▸ **AIM**
Quote the data below in full, minus the images.

Rows from a dataset
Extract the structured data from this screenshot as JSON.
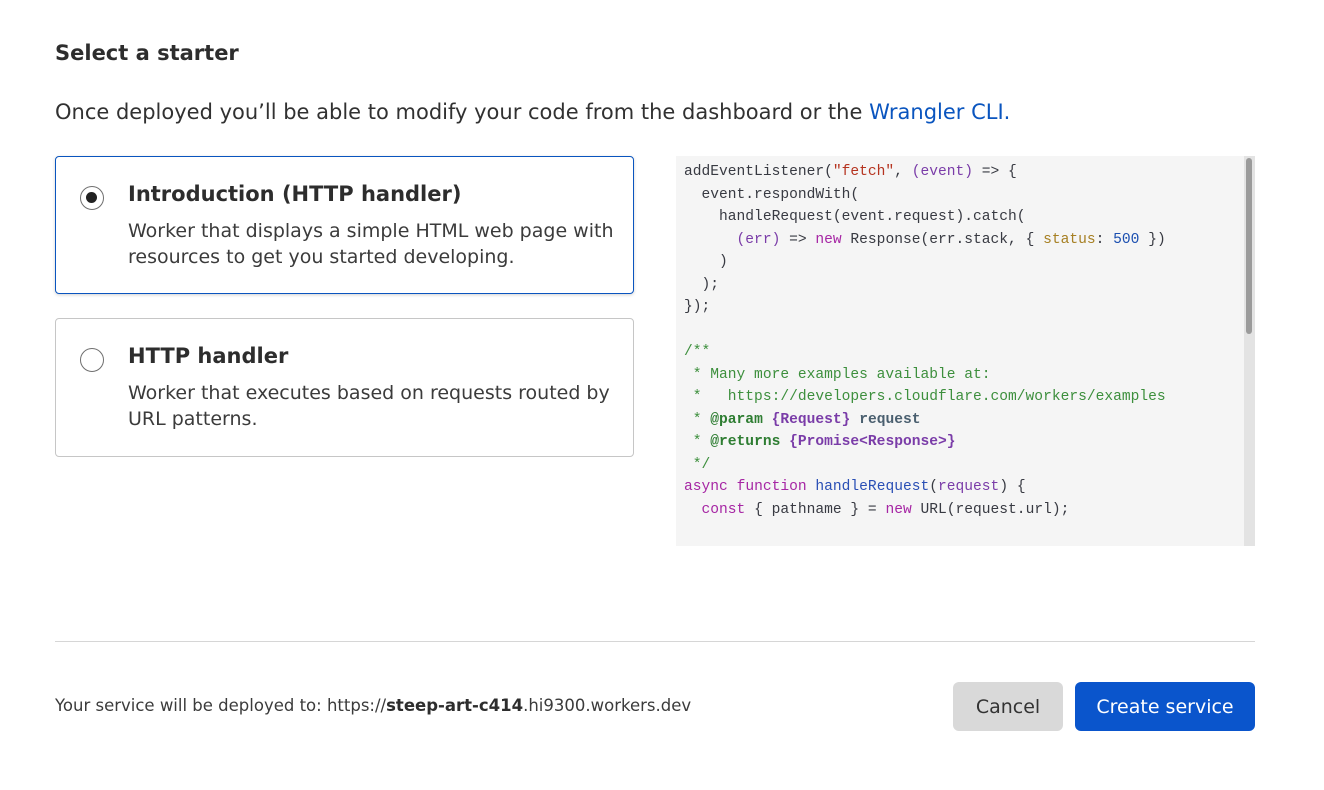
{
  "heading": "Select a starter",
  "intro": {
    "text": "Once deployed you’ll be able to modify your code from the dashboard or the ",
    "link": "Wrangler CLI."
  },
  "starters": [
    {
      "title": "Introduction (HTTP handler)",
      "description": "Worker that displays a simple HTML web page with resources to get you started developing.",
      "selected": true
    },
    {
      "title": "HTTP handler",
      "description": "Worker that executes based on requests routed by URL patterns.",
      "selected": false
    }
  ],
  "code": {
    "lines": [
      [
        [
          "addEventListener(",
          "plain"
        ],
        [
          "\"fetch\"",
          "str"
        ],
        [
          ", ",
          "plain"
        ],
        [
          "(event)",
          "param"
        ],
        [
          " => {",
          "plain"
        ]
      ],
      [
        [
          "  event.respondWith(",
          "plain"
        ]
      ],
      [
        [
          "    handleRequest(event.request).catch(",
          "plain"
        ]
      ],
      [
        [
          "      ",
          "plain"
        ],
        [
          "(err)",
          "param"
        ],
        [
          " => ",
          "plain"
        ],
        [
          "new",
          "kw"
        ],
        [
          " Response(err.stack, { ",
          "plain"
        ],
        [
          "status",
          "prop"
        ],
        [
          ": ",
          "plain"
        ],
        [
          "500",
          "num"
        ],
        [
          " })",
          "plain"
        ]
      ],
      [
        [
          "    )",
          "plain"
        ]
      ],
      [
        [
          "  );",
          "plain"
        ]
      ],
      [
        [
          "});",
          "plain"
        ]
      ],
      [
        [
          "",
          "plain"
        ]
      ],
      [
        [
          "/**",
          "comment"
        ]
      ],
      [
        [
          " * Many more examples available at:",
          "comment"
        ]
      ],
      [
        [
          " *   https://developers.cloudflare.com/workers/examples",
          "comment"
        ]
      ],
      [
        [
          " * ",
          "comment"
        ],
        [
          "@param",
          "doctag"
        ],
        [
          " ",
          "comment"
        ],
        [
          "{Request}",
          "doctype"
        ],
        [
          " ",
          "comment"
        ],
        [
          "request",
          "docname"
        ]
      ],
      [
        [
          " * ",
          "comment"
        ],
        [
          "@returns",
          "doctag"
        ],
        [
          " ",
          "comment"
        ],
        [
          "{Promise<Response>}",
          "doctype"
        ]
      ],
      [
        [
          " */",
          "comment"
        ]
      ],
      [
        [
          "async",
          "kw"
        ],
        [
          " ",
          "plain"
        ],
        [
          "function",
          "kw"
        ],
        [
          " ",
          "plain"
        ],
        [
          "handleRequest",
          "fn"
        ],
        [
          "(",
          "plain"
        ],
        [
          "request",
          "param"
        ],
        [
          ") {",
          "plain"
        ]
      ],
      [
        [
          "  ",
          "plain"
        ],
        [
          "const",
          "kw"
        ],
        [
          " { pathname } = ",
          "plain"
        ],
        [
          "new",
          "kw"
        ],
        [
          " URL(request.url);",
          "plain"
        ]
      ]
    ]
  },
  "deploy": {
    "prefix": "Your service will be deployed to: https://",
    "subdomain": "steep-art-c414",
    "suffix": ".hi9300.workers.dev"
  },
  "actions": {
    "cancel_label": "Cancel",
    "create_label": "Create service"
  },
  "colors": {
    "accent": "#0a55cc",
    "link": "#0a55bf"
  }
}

▸ **SOLUTION TO THIS TASK**
Extract the structured data from this screenshot as JSON.
{
  "heading": "Select a starter",
  "intro": {
    "text": "Once deployed you’ll be able to modify your code from the dashboard or the ",
    "link": "Wrangler CLI."
  },
  "starters": [
    {
      "title": "Introduction (HTTP handler)",
      "description": "Worker that displays a simple HTML web page with resources to get you started developing.",
      "selected": true
    },
    {
      "title": "HTTP handler",
      "description": "Worker that executes based on requests routed by URL patterns.",
      "selected": false
    }
  ],
  "code": {
    "lines": [
      [
        [
          "addEventListener(",
          "plain"
        ],
        [
          "\"fetch\"",
          "str"
        ],
        [
          ", ",
          "plain"
        ],
        [
          "(event)",
          "param"
        ],
        [
          " => {",
          "plain"
        ]
      ],
      [
        [
          "  event.respondWith(",
          "plain"
        ]
      ],
      [
        [
          "    handleRequest(event.request).catch(",
          "plain"
        ]
      ],
      [
        [
          "      ",
          "plain"
        ],
        [
          "(err)",
          "param"
        ],
        [
          " => ",
          "plain"
        ],
        [
          "new",
          "kw"
        ],
        [
          " Response(err.stack, { ",
          "plain"
        ],
        [
          "status",
          "prop"
        ],
        [
          ": ",
          "plain"
        ],
        [
          "500",
          "num"
        ],
        [
          " })",
          "plain"
        ]
      ],
      [
        [
          "    )",
          "plain"
        ]
      ],
      [
        [
          "  );",
          "plain"
        ]
      ],
      [
        [
          "});",
          "plain"
        ]
      ],
      [
        [
          "",
          "plain"
        ]
      ],
      [
        [
          "/**",
          "comment"
        ]
      ],
      [
        [
          " * Many more examples available at:",
          "comment"
        ]
      ],
      [
        [
          " *   https://developers.cloudflare.com/workers/examples",
          "comment"
        ]
      ],
      [
        [
          " * ",
          "comment"
        ],
        [
          "@param",
          "doctag"
        ],
        [
          " ",
          "comment"
        ],
        [
          "{Request}",
          "doctype"
        ],
        [
          " ",
          "comment"
        ],
        [
          "request",
          "docname"
        ]
      ],
      [
        [
          " * ",
          "comment"
        ],
        [
          "@returns",
          "doctag"
        ],
        [
          " ",
          "comment"
        ],
        [
          "{Promise<Response>}",
          "doctype"
        ]
      ],
      [
        [
          " */",
          "comment"
        ]
      ],
      [
        [
          "async",
          "kw"
        ],
        [
          " ",
          "plain"
        ],
        [
          "function",
          "kw"
        ],
        [
          " ",
          "plain"
        ],
        [
          "handleRequest",
          "fn"
        ],
        [
          "(",
          "plain"
        ],
        [
          "request",
          "param"
        ],
        [
          ") {",
          "plain"
        ]
      ],
      [
        [
          "  ",
          "plain"
        ],
        [
          "const",
          "kw"
        ],
        [
          " { pathname } = ",
          "plain"
        ],
        [
          "new",
          "kw"
        ],
        [
          " URL(request.url);",
          "plain"
        ]
      ]
    ]
  },
  "deploy": {
    "prefix": "Your service will be deployed to: https://",
    "subdomain": "steep-art-c414",
    "suffix": ".hi9300.workers.dev"
  },
  "actions": {
    "cancel_label": "Cancel",
    "create_label": "Create service"
  },
  "colors": {
    "accent": "#0a55cc",
    "link": "#0a55bf"
  }
}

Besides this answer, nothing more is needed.